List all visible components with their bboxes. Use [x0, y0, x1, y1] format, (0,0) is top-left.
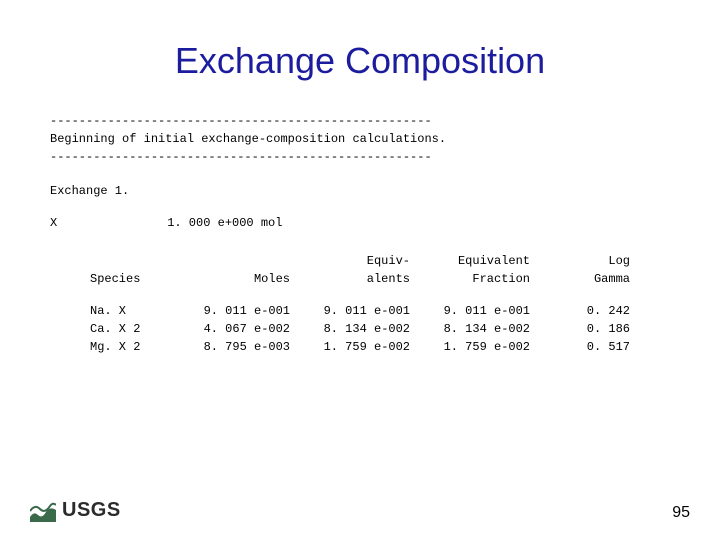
cell-species: Na. X: [50, 302, 170, 320]
cell-moles: 9. 011 e-001: [170, 302, 290, 320]
cell-log: 0. 517: [530, 338, 630, 356]
cell-equiv: 8. 134 e-002: [290, 320, 410, 338]
table-row: Na. X 9. 011 e-001 9. 011 e-001 9. 011 e…: [50, 302, 670, 320]
slide: Exchange Composition -------------------…: [0, 0, 720, 540]
table-row: Ca. X 2 4. 067 e-002 8. 134 e-002 8. 134…: [50, 320, 670, 338]
exchange-label: Exchange 1.: [50, 184, 670, 198]
cell-species: Mg. X 2: [50, 338, 170, 356]
cell-moles: 4. 067 e-002: [170, 320, 290, 338]
col-species: Species: [50, 270, 170, 288]
page-number: 95: [672, 504, 690, 522]
table-row: Mg. X 2 8. 795 e-003 1. 759 e-002 1. 759…: [50, 338, 670, 356]
rule-top: ----------------------------------------…: [50, 114, 432, 128]
cell-log: 0. 242: [530, 302, 630, 320]
footer: USGS 95: [30, 499, 690, 522]
col-frac-1: Equivalent: [410, 252, 530, 270]
table-body: Na. X 9. 011 e-001 9. 011 e-001 9. 011 e…: [50, 302, 670, 356]
usgs-logo-text: USGS: [62, 499, 121, 522]
usgs-wave-icon: [30, 500, 56, 522]
x-label: X: [50, 216, 57, 230]
rule-bottom: ----------------------------------------…: [50, 150, 432, 164]
cell-species: Ca. X 2: [50, 320, 170, 338]
cell-moles: 8. 795 e-003: [170, 338, 290, 356]
x-value: 1. 000 e+000 mol: [167, 216, 282, 230]
col-equiv-2: alents: [290, 270, 410, 288]
cell-equiv: 9. 011 e-001: [290, 302, 410, 320]
cell-equiv: 1. 759 e-002: [290, 338, 410, 356]
x-line: X 1. 000 e+000 mol: [50, 216, 670, 230]
beginning-line: Beginning of initial exchange-compositio…: [50, 132, 446, 146]
col-log-1: Log: [530, 252, 630, 270]
cell-frac: 9. 011 e-001: [410, 302, 530, 320]
cell-frac: 1. 759 e-002: [410, 338, 530, 356]
table-header: Equiv- Equivalent Log Species Moles alen…: [50, 252, 670, 288]
col-log-2: Gamma: [530, 270, 630, 288]
usgs-logo: USGS: [30, 499, 121, 522]
cell-log: 0. 186: [530, 320, 630, 338]
col-equiv-1: Equiv-: [290, 252, 410, 270]
intro-block: ----------------------------------------…: [50, 112, 670, 166]
col-frac-2: Fraction: [410, 270, 530, 288]
col-moles: Moles: [170, 270, 290, 288]
composition-table: Equiv- Equivalent Log Species Moles alen…: [50, 252, 670, 356]
slide-title: Exchange Composition: [50, 40, 670, 82]
cell-frac: 8. 134 e-002: [410, 320, 530, 338]
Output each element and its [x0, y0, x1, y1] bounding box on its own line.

**The task**
Rewrite all of the lines above, replacing "Gamma" with "Coefficient" and leaving everything else the same. Omit the pictures from your answer.

**Solution**
List all visible components with their bboxes. Use [x0, y0, x1, y1] format, (0,0) is top-left.
cell-species: Na. X: [50, 302, 170, 320]
cell-moles: 9. 011 e-001: [170, 302, 290, 320]
cell-log: 0. 517: [530, 338, 630, 356]
cell-equiv: 8. 134 e-002: [290, 320, 410, 338]
table-row: Na. X 9. 011 e-001 9. 011 e-001 9. 011 e…: [50, 302, 670, 320]
slide: Exchange Composition -------------------…: [0, 0, 720, 540]
table-row: Ca. X 2 4. 067 e-002 8. 134 e-002 8. 134…: [50, 320, 670, 338]
exchange-label: Exchange 1.: [50, 184, 670, 198]
cell-species: Mg. X 2: [50, 338, 170, 356]
cell-moles: 4. 067 e-002: [170, 320, 290, 338]
col-species: Species: [50, 270, 170, 288]
page-number: 95: [672, 504, 690, 522]
table-row: Mg. X 2 8. 795 e-003 1. 759 e-002 1. 759…: [50, 338, 670, 356]
rule-top: ----------------------------------------…: [50, 114, 432, 128]
cell-log: 0. 242: [530, 302, 630, 320]
footer: USGS 95: [30, 499, 690, 522]
col-frac-1: Equivalent: [410, 252, 530, 270]
table-body: Na. X 9. 011 e-001 9. 011 e-001 9. 011 e…: [50, 302, 670, 356]
usgs-logo-text: USGS: [62, 499, 121, 522]
usgs-wave-icon: [30, 500, 56, 522]
x-label: X: [50, 216, 57, 230]
rule-bottom: ----------------------------------------…: [50, 150, 432, 164]
cell-species: Ca. X 2: [50, 320, 170, 338]
cell-moles: 8. 795 e-003: [170, 338, 290, 356]
x-value: 1. 000 e+000 mol: [167, 216, 282, 230]
col-equiv-2: alents: [290, 270, 410, 288]
cell-equiv: 9. 011 e-001: [290, 302, 410, 320]
cell-equiv: 1. 759 e-002: [290, 338, 410, 356]
x-line: X 1. 000 e+000 mol: [50, 216, 670, 230]
beginning-line: Beginning of initial exchange-compositio…: [50, 132, 446, 146]
col-log-1: Log: [530, 252, 630, 270]
cell-frac: 9. 011 e-001: [410, 302, 530, 320]
cell-frac: 1. 759 e-002: [410, 338, 530, 356]
table-header: Equiv- Equivalent Log Species Moles alen…: [50, 252, 670, 288]
col-log-2: Coefficient: [530, 270, 630, 288]
usgs-logo: USGS: [30, 499, 121, 522]
cell-log: 0. 186: [530, 320, 630, 338]
col-equiv-1: Equiv-: [290, 252, 410, 270]
intro-block: ----------------------------------------…: [50, 112, 670, 166]
col-frac-2: Fraction: [410, 270, 530, 288]
col-moles: Moles: [170, 270, 290, 288]
composition-table: Equiv- Equivalent Log Species Moles alen…: [50, 252, 670, 356]
slide-title: Exchange Composition: [50, 40, 670, 82]
cell-frac: 8. 134 e-002: [410, 320, 530, 338]
Output each element and its [x0, y0, x1, y1] bounding box on its own line.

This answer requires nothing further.